__Short exercise__
Look over the entries that follow and work out how many lines contain "Header". State the number only.

□ □ □ □

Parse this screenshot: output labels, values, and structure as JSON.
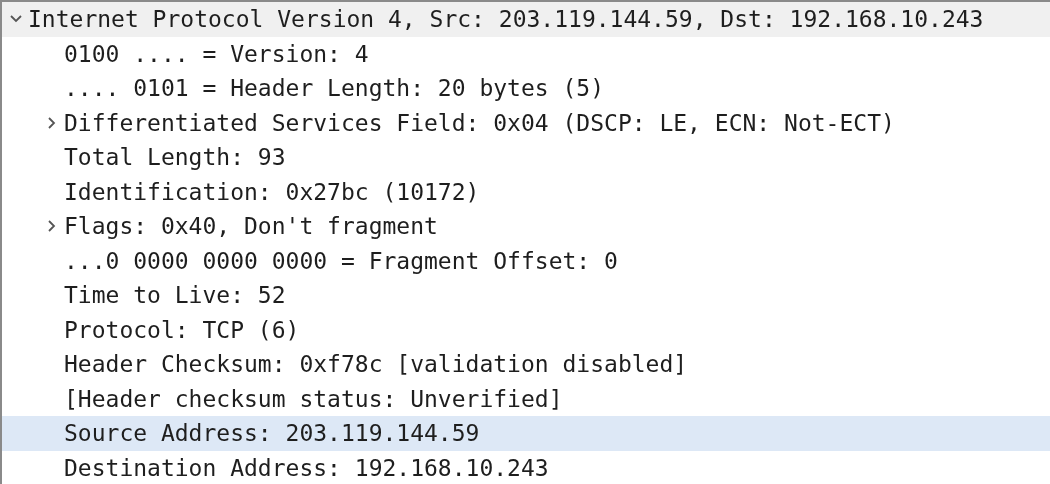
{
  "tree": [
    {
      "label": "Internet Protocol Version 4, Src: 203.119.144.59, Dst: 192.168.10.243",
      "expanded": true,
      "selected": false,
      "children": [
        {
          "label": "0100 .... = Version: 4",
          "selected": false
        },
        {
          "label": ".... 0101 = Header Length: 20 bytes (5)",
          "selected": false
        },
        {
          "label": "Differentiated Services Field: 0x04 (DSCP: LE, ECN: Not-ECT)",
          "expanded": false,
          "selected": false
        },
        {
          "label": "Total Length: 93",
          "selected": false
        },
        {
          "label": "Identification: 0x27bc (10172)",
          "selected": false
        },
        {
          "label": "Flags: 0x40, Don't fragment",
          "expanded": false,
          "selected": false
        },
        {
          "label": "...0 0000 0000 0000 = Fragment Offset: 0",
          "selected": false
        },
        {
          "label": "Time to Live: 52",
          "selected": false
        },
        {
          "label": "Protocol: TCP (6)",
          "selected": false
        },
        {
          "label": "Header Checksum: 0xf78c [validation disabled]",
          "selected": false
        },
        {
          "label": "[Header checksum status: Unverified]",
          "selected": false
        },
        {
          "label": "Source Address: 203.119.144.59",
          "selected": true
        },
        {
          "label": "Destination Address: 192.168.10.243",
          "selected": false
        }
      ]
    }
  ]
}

□ □ □ □

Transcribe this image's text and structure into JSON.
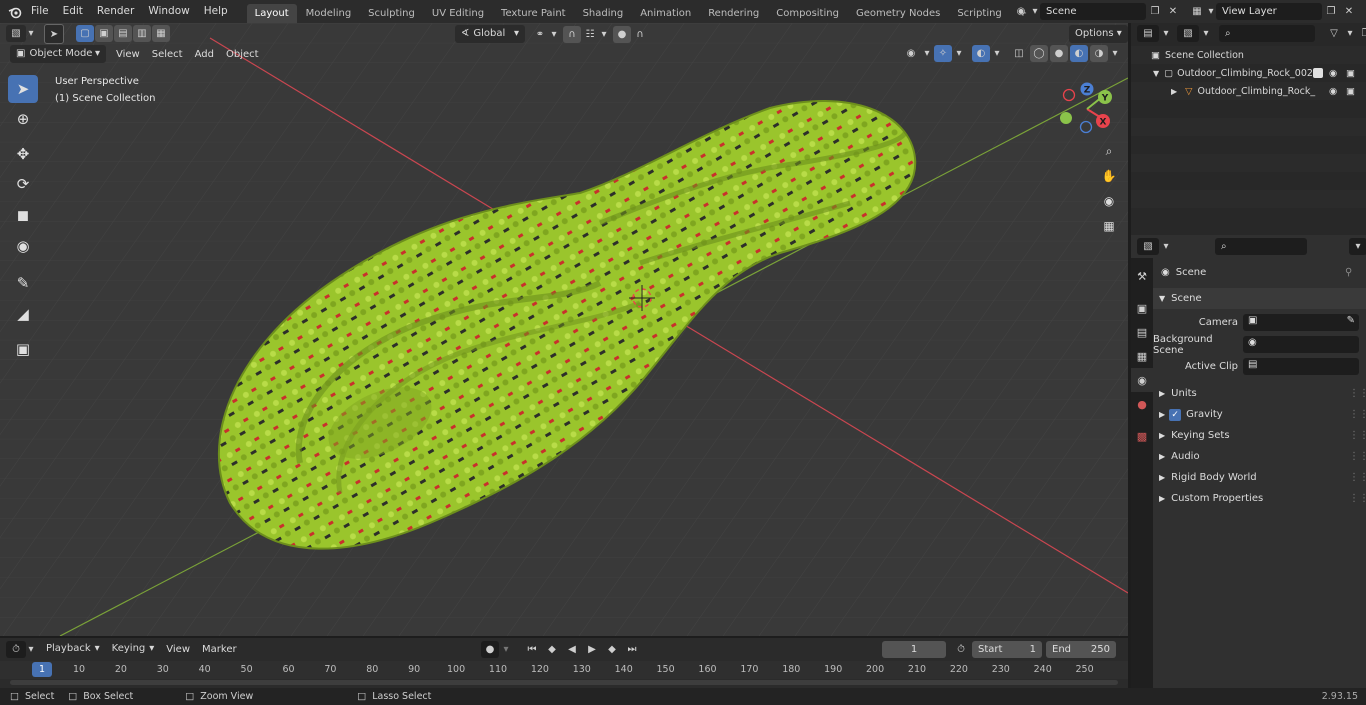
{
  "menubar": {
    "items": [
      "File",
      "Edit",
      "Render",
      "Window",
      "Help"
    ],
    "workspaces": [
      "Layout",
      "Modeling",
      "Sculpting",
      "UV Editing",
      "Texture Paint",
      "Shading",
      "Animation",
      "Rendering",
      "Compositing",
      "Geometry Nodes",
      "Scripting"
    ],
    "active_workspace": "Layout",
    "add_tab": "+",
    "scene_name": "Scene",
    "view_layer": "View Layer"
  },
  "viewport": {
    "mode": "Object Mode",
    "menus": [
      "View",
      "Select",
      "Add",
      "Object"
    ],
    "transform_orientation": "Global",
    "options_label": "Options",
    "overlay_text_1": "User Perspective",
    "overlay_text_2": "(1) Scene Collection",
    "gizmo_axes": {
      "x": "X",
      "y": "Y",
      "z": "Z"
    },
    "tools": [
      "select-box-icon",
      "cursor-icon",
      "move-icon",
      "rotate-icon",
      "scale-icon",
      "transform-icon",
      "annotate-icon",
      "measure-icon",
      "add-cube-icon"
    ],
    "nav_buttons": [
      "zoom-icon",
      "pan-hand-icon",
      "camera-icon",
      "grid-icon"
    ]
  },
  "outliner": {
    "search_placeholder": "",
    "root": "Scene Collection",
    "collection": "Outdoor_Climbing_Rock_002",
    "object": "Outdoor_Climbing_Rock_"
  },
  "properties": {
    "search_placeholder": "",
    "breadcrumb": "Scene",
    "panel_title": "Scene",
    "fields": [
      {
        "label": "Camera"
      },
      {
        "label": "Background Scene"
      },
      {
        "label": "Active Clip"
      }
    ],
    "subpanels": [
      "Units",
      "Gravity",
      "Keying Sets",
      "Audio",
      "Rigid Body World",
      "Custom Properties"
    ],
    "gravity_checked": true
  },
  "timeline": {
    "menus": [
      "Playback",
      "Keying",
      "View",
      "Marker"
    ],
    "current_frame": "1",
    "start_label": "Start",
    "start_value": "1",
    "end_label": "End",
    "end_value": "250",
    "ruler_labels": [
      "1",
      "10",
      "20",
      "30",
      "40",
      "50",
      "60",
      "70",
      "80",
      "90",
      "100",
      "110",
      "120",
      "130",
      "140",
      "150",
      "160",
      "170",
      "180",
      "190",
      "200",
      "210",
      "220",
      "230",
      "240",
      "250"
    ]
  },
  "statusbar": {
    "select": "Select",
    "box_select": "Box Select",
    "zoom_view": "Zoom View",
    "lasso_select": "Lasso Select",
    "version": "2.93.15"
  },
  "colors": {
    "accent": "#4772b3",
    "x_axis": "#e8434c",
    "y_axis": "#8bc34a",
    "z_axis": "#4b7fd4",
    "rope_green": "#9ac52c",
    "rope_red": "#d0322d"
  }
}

□ □ □ □

__Written answer__
3